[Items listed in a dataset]
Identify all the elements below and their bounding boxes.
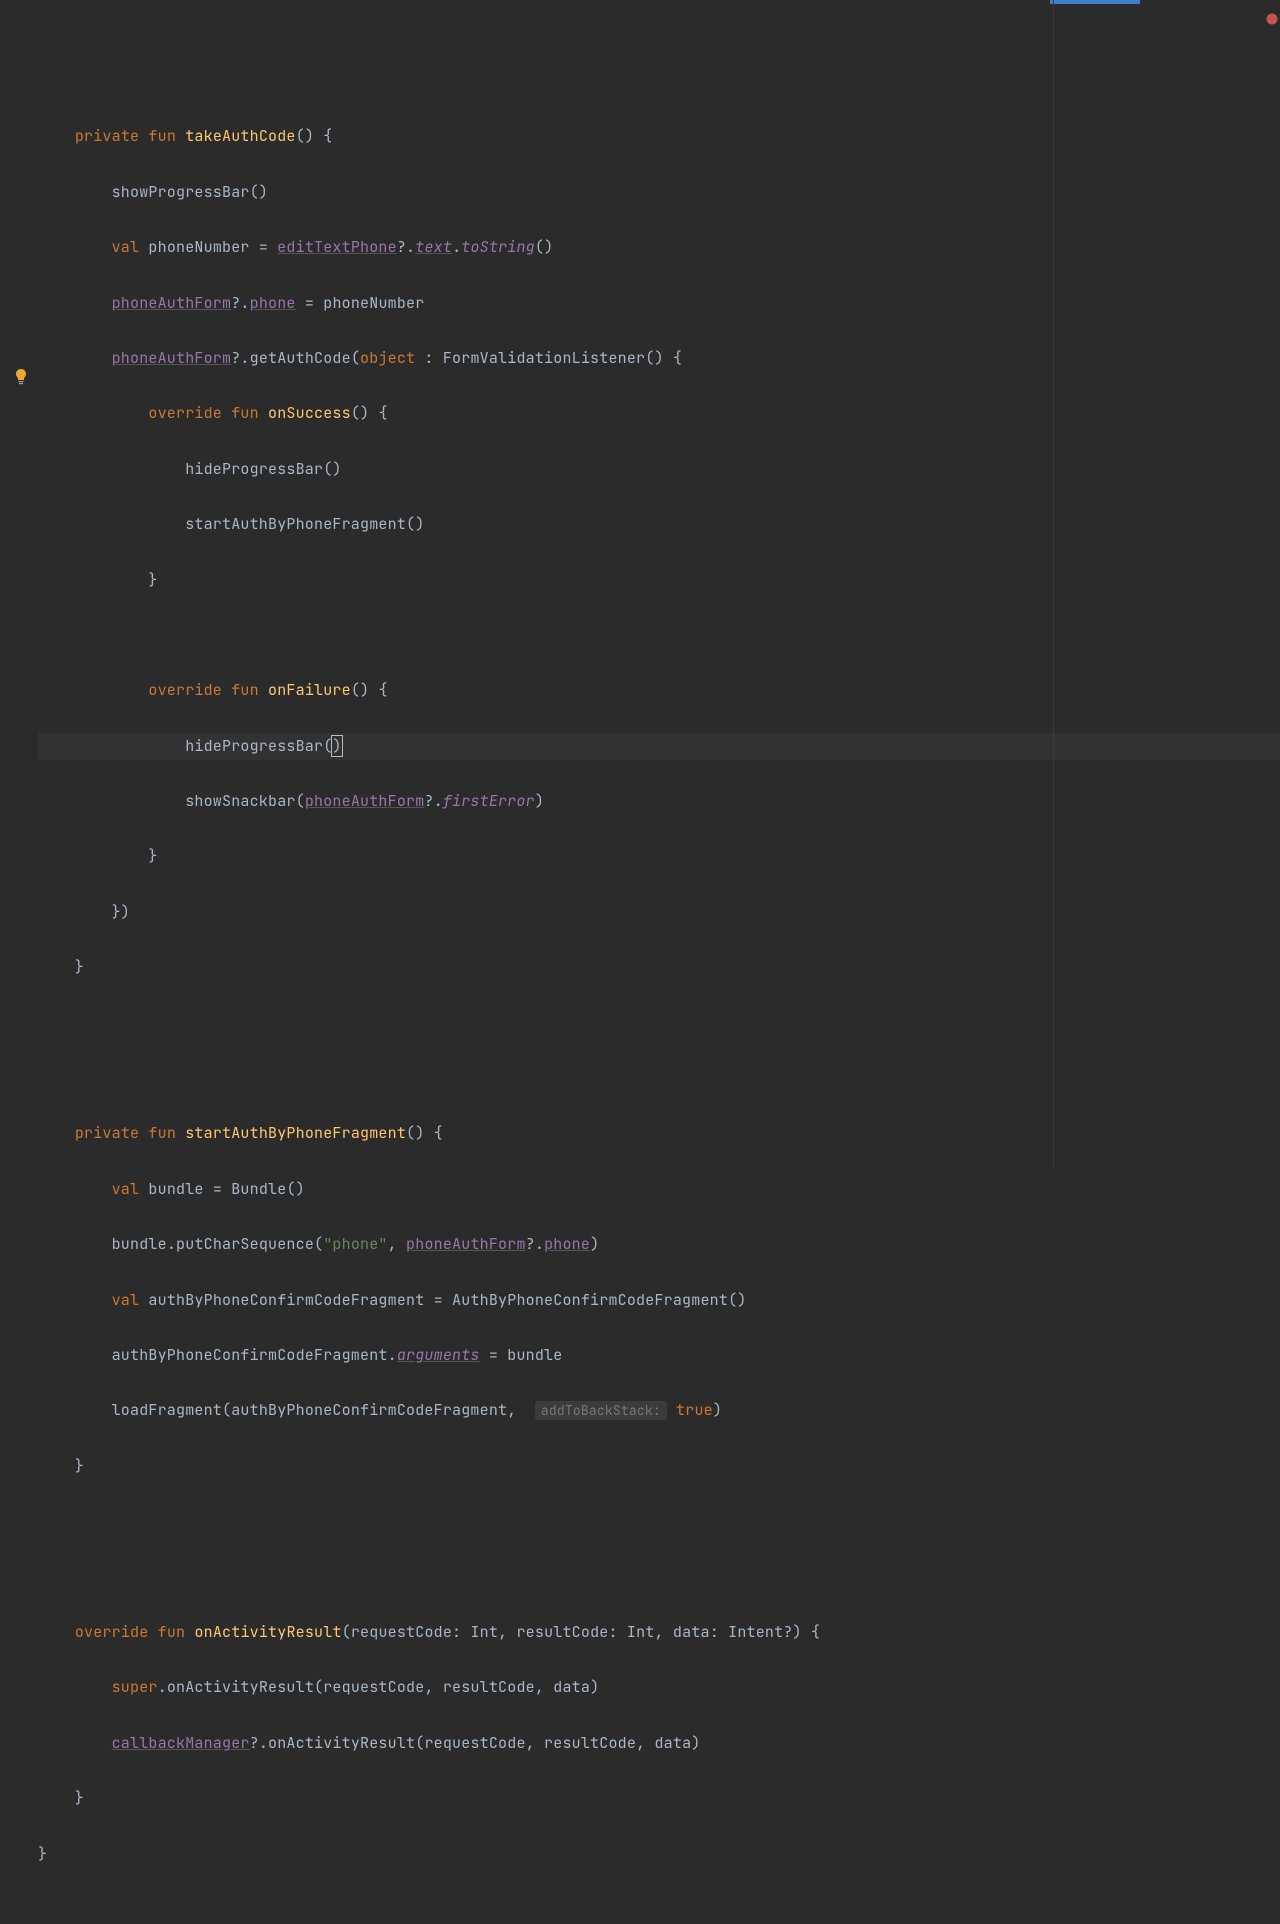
method: getAuthCode <box>250 348 351 368</box>
keyword: fun <box>148 126 176 146</box>
keyword: val <box>112 1290 140 1310</box>
identifier: authByPhoneConfirmCodeFragment <box>231 1400 507 1420</box>
method: onActivityResult <box>268 1733 415 1753</box>
identifier: resultCode <box>544 1733 636 1753</box>
identifier: requestCode <box>323 1677 424 1697</box>
keyword: private <box>75 1123 139 1143</box>
method: toString <box>461 237 535 257</box>
call: hideProgressBar( <box>185 736 332 756</box>
property: firstError <box>443 791 535 811</box>
keyword: val <box>112 1179 140 1199</box>
reference: phoneAuthForm <box>112 348 232 368</box>
keyword: fun <box>231 403 259 423</box>
call: showSnackbar <box>185 791 295 811</box>
identifier: authByPhoneConfirmCodeFragment <box>148 1290 424 1310</box>
type: Bundle <box>231 1179 286 1199</box>
property: phone <box>250 293 296 313</box>
reference: phoneAuthForm <box>406 1234 526 1254</box>
function-name: startAuthByPhoneFragment <box>185 1123 406 1143</box>
method: putCharSequence <box>176 1234 314 1254</box>
keyword: fun <box>148 1123 176 1143</box>
param: resultCode <box>516 1622 608 1642</box>
identifier: authByPhoneConfirmCodeFragment <box>112 1345 388 1365</box>
keyword: fun <box>231 680 259 700</box>
editor: private fun takeAuthCode() { showProgres… <box>0 0 1280 1168</box>
type: Int <box>470 1622 498 1642</box>
keyword: true <box>676 1400 713 1420</box>
property: text <box>415 237 452 257</box>
call: loadFragment <box>112 1400 222 1420</box>
reference: phoneAuthForm <box>305 791 425 811</box>
identifier: requestCode <box>424 1733 525 1753</box>
identifier: data <box>654 1733 691 1753</box>
call: showProgressBar() <box>112 182 268 202</box>
intention-bulb-icon[interactable] <box>14 369 28 385</box>
keyword: object <box>360 348 415 368</box>
call: startAuthByPhoneFragment() <box>185 514 424 534</box>
gutter[interactable] <box>0 0 38 1168</box>
keyword: override <box>148 403 222 423</box>
keyword: private <box>75 126 139 146</box>
type: Int <box>627 1622 655 1642</box>
right-margin-line <box>1053 0 1054 1168</box>
method: onActivityResult <box>167 1677 314 1697</box>
keyword: override <box>148 680 222 700</box>
type: AuthByPhoneConfirmCodeFragment <box>452 1290 728 1310</box>
type: FormValidationListener <box>443 348 645 368</box>
reference: editTextPhone <box>277 237 397 257</box>
function-name: takeAuthCode <box>185 126 295 146</box>
identifier: data <box>553 1677 590 1697</box>
parameter-hint: addToBackStack: <box>535 1401 667 1420</box>
function-name: onActivityResult <box>194 1622 341 1642</box>
keyword: val <box>112 237 140 257</box>
function-name: onFailure <box>268 680 351 700</box>
identifier: phoneNumber <box>323 293 424 313</box>
reference: callbackManager <box>112 1733 250 1753</box>
function-name: onSuccess <box>268 403 351 423</box>
call: hideProgressBar() <box>185 459 341 479</box>
string-literal: "phone" <box>323 1234 387 1254</box>
identifier: bundle <box>507 1345 562 1365</box>
keyword: fun <box>158 1622 186 1642</box>
reference: phoneAuthForm <box>112 293 232 313</box>
code-area[interactable]: private fun takeAuthCode() { showProgres… <box>38 0 1280 1168</box>
identifier: phoneNumber <box>148 237 249 257</box>
param: data <box>673 1622 710 1642</box>
param: requestCode <box>351 1622 452 1642</box>
property: phone <box>544 1234 590 1254</box>
keyword: super <box>112 1677 158 1697</box>
keyword: override <box>75 1622 149 1642</box>
caret: ) <box>332 736 341 756</box>
property: arguments <box>397 1345 480 1365</box>
identifier: resultCode <box>443 1677 535 1697</box>
identifier: bundle <box>112 1234 167 1254</box>
type: Intent <box>728 1622 783 1642</box>
identifier: bundle <box>148 1179 203 1199</box>
current-line: hideProgressBar() <box>38 733 1280 761</box>
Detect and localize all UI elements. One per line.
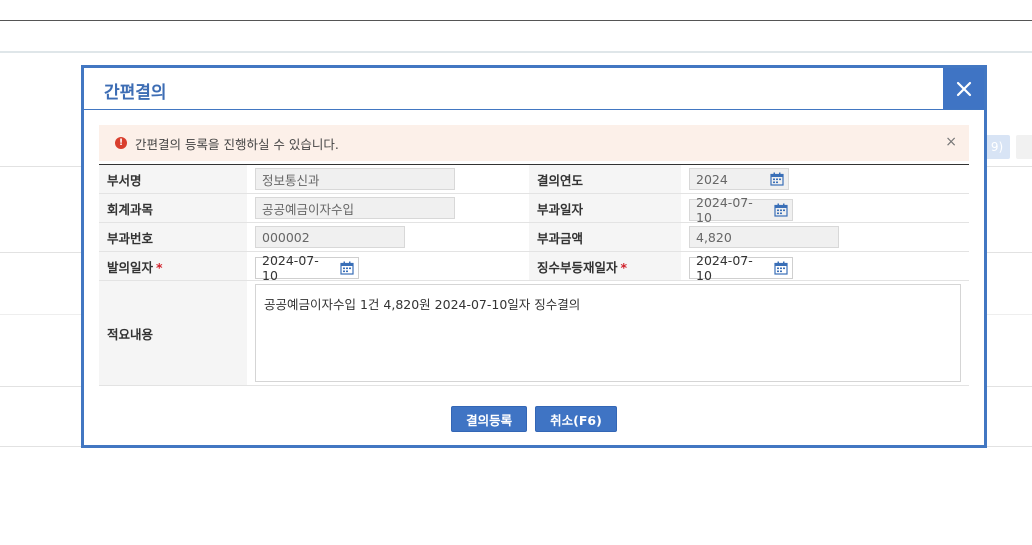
account-field: 공공예금이자수입 <box>255 197 455 219</box>
levy-number-field: 000002 <box>255 226 405 248</box>
proposal-date-field[interactable]: 2024-07-10 <box>255 253 359 283</box>
background-divider <box>0 51 1032 53</box>
dept-label: 부서명 <box>99 164 247 194</box>
calendar-icon[interactable] <box>766 169 788 189</box>
ledger-date-label: 징수부등재일자 * <box>529 251 681 281</box>
year-label: 결의연도 <box>529 164 681 194</box>
levy-number-label: 부과번호 <box>99 222 247 252</box>
background-button: 9) <box>984 135 1010 159</box>
levy-date-field: 2024-07-10 <box>689 195 793 225</box>
proposal-date-label-text: 발의일자 <box>107 259 154 275</box>
alert-close-button[interactable]: × <box>945 134 957 150</box>
levy-amount-label: 부과금액 <box>529 222 681 252</box>
account-label: 회계과목 <box>99 193 247 223</box>
summary-label: 적요내용 <box>99 280 247 386</box>
dept-field: 정보통신과 <box>255 168 455 190</box>
form-row: 발의일자 * 2024-07-10 징수부등재일자 * 2024-07-10 <box>99 251 969 283</box>
levy-date-label: 부과일자 <box>529 193 681 223</box>
dialog-header: 간편결의 <box>84 68 984 110</box>
resolution-form: 부서명 정보통신과 결의연도 2024 회계과목 공공예금이자수입 부과일자 2… <box>99 164 969 386</box>
form-row: 부서명 정보통신과 결의연도 2024 <box>99 164 969 194</box>
calendar-icon[interactable] <box>336 258 358 278</box>
levy-date-value: 2024-07-10 <box>696 194 753 225</box>
calendar-icon[interactable] <box>770 200 792 220</box>
dialog-close-button[interactable] <box>943 68 984 109</box>
ledger-date-field[interactable]: 2024-07-10 <box>689 253 793 283</box>
alert-message: 간편결의 등록을 진행하실 수 있습니다. <box>135 136 339 152</box>
required-mark: * <box>156 259 163 275</box>
calendar-icon[interactable] <box>770 258 792 278</box>
alert-circle-icon: ! <box>115 137 127 149</box>
form-row: 적요내용 공공예금이자수입 1건 4,820원 2024-07-10일자 징수결… <box>99 280 969 386</box>
register-resolution-button[interactable]: 결의등록 <box>451 406 528 432</box>
form-row: 회계과목 공공예금이자수입 부과일자 2024-07-10 <box>99 193 969 225</box>
background-divider <box>0 20 1032 21</box>
proposal-date-label: 발의일자 * <box>99 251 247 281</box>
proposal-date-value[interactable]: 2024-07-10 <box>256 253 336 283</box>
levy-amount-field: 4,820 <box>689 226 839 248</box>
info-alert: ! 간편결의 등록을 진행하실 수 있습니다. × <box>99 125 969 161</box>
background-button <box>1016 135 1032 159</box>
cancel-button[interactable]: 취소(F6) <box>535 406 617 432</box>
simple-resolution-dialog: 간편결의 ! 간편결의 등록을 진행하실 수 있습니다. × 부서명 정보통신과… <box>81 65 987 448</box>
year-value: 2024 <box>696 171 728 187</box>
dialog-title: 간편결의 <box>104 83 167 103</box>
dialog-footer: 결의등록 취소(F6) <box>84 406 984 432</box>
summary-textarea[interactable]: 공공예금이자수입 1건 4,820원 2024-07-10일자 징수결의 <box>255 284 961 382</box>
close-icon <box>956 81 971 96</box>
form-row: 부과번호 000002 부과금액 4,820 <box>99 222 969 252</box>
ledger-date-label-text: 징수부등재일자 <box>537 259 618 275</box>
required-mark: * <box>620 259 628 275</box>
ledger-date-value[interactable]: 2024-07-10 <box>690 253 770 283</box>
year-field: 2024 <box>689 168 789 190</box>
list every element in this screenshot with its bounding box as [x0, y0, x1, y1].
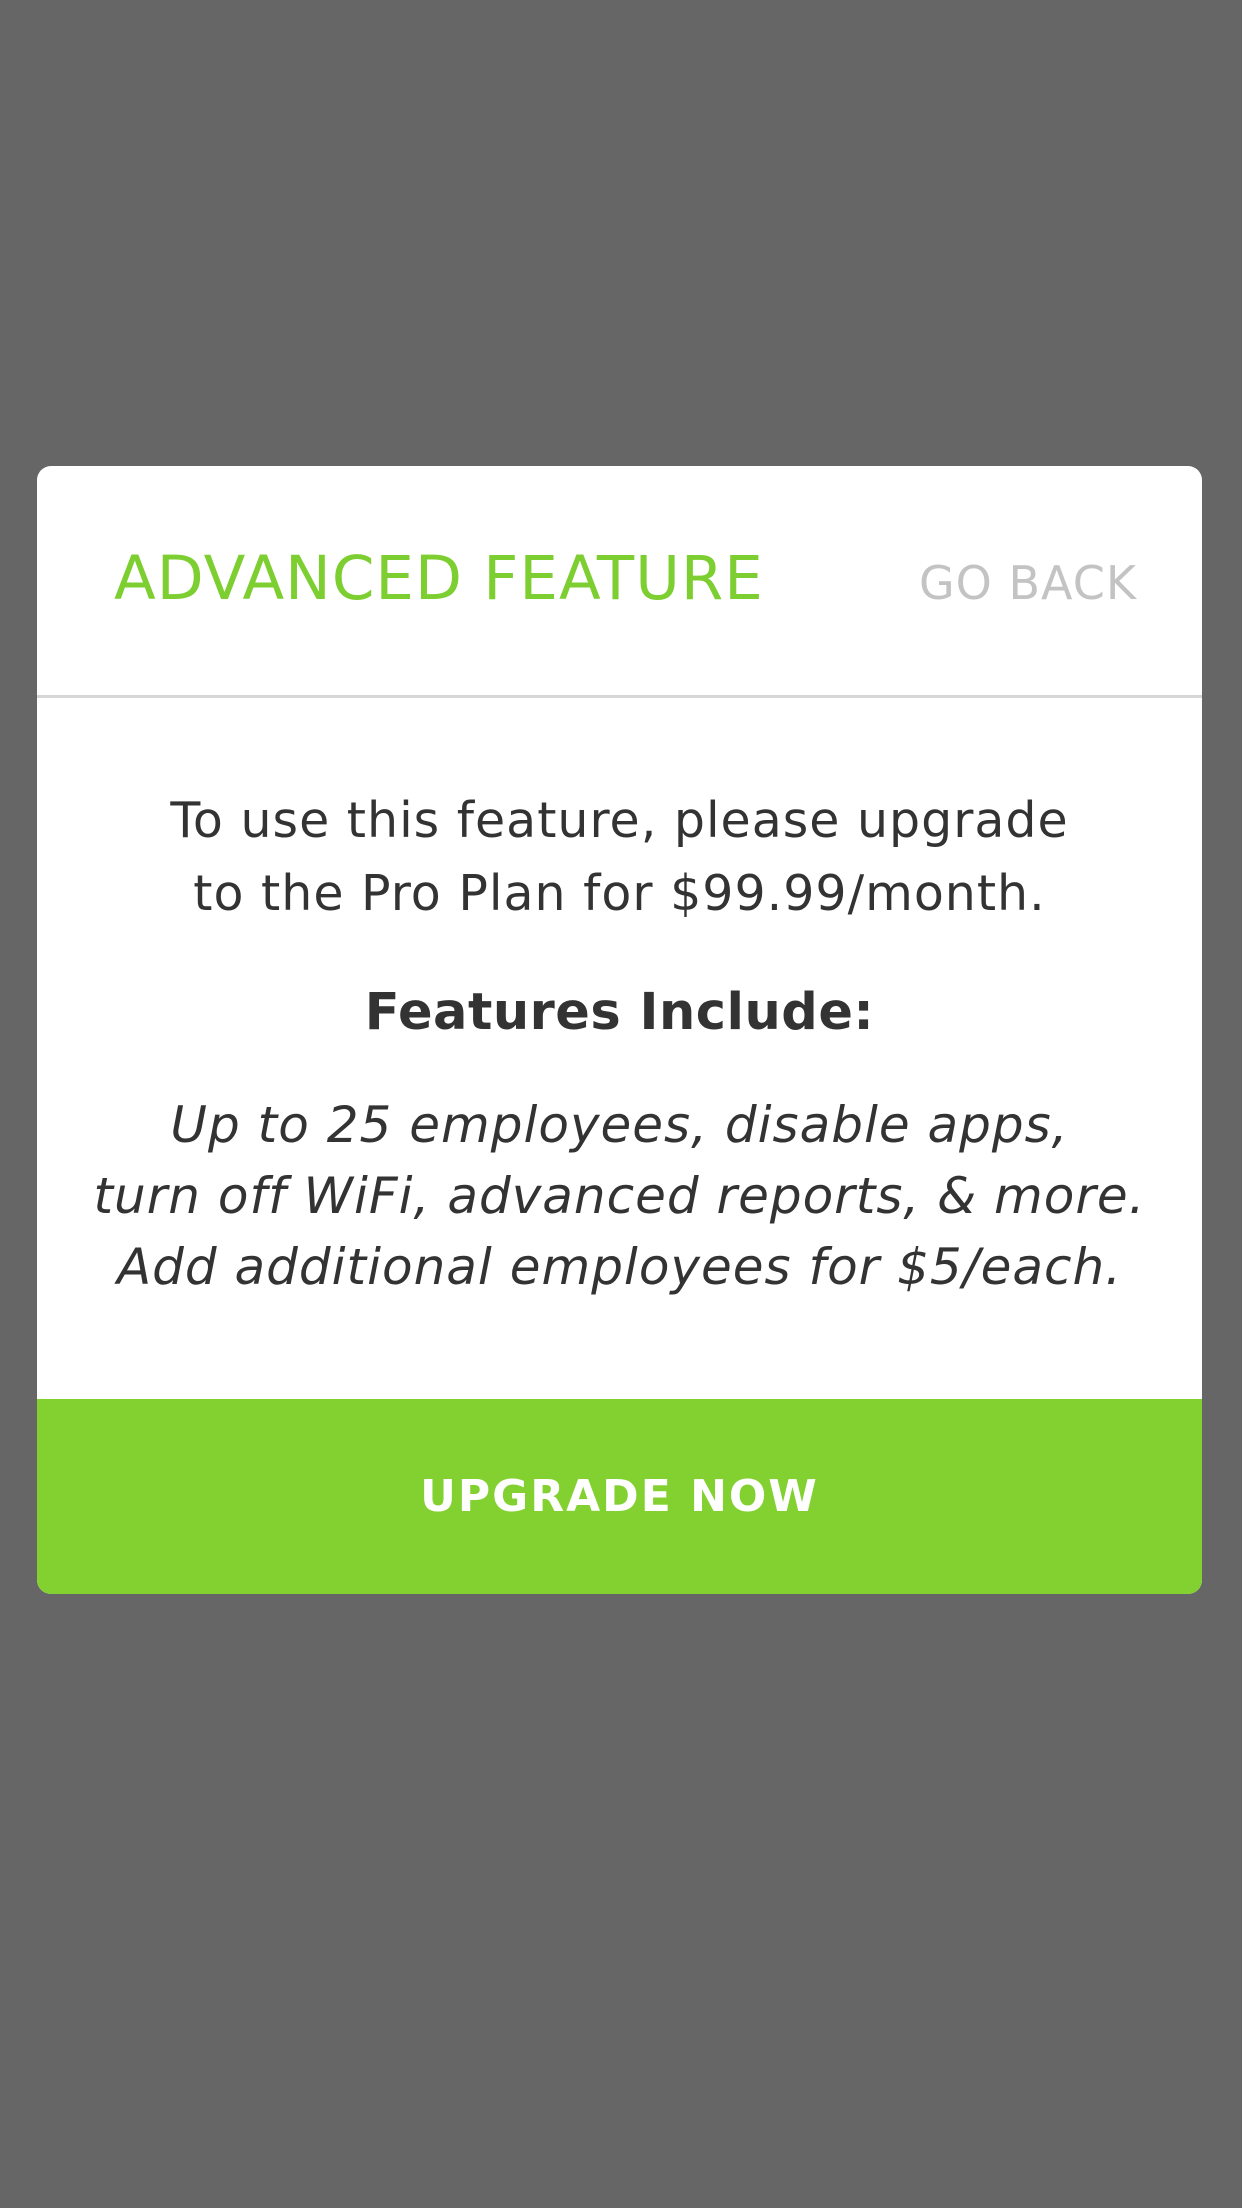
upgrade-message: To use this feature, please upgrade to t… — [97, 784, 1142, 930]
features-heading: Features Include: — [364, 983, 875, 1042]
upgrade-message-line: To use this feature, please upgrade — [170, 792, 1069, 849]
features-line: Up to 25 employees, disable apps, — [170, 1096, 1069, 1154]
upgrade-message-line: to the Pro Plan for $99.99/month. — [193, 865, 1046, 922]
go-back-button[interactable]: GO BACK — [919, 560, 1137, 606]
features-line: Add additional employees for $5/each. — [116, 1238, 1123, 1296]
modal-body: To use this feature, please upgrade to t… — [37, 698, 1202, 1365]
upgrade-now-button[interactable]: UPGRADE NOW — [37, 1399, 1202, 1594]
modal-header: ADVANCED FEATURE GO BACK — [37, 466, 1202, 698]
modal-title: ADVANCED FEATURE — [114, 543, 764, 614]
features-description: Up to 25 employees, disable apps, turn o… — [77, 1090, 1162, 1303]
features-line: turn off WiFi, advanced reports, & more. — [93, 1167, 1146, 1225]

= What you will do =
Replace "calendar-icon" with "date-picker-icon" in the lines between the one holding "account-field: 공공예금이자수입 <box>255" and the one holding "form-row: 발의일자 *", inclusive. Return only those lines, with everything else left unchanged.

= Result for this task =
account-field: 공공예금이자수입 <box>255 197 455 219</box>
levy-number-field: 000002 <box>255 226 405 248</box>
proposal-date-field[interactable]: 2024-07-10 <box>255 253 359 283</box>
background-divider <box>0 51 1032 53</box>
dept-label: 부서명 <box>99 164 247 194</box>
date-picker-icon[interactable] <box>766 169 788 189</box>
ledger-date-label: 징수부등재일자 * <box>529 251 681 281</box>
year-label: 결의연도 <box>529 164 681 194</box>
levy-number-label: 부과번호 <box>99 222 247 252</box>
background-button: 9) <box>984 135 1010 159</box>
levy-date-field: 2024-07-10 <box>689 195 793 225</box>
proposal-date-label-text: 발의일자 <box>107 259 154 275</box>
alert-close-button[interactable]: × <box>945 134 957 150</box>
levy-amount-label: 부과금액 <box>529 222 681 252</box>
account-label: 회계과목 <box>99 193 247 223</box>
summary-label: 적요내용 <box>99 280 247 386</box>
dept-field: 정보통신과 <box>255 168 455 190</box>
form-row: 발의일자 * 2024-07-10 징수부등재일자 * 2024-07-10 <box>99 251 969 283</box>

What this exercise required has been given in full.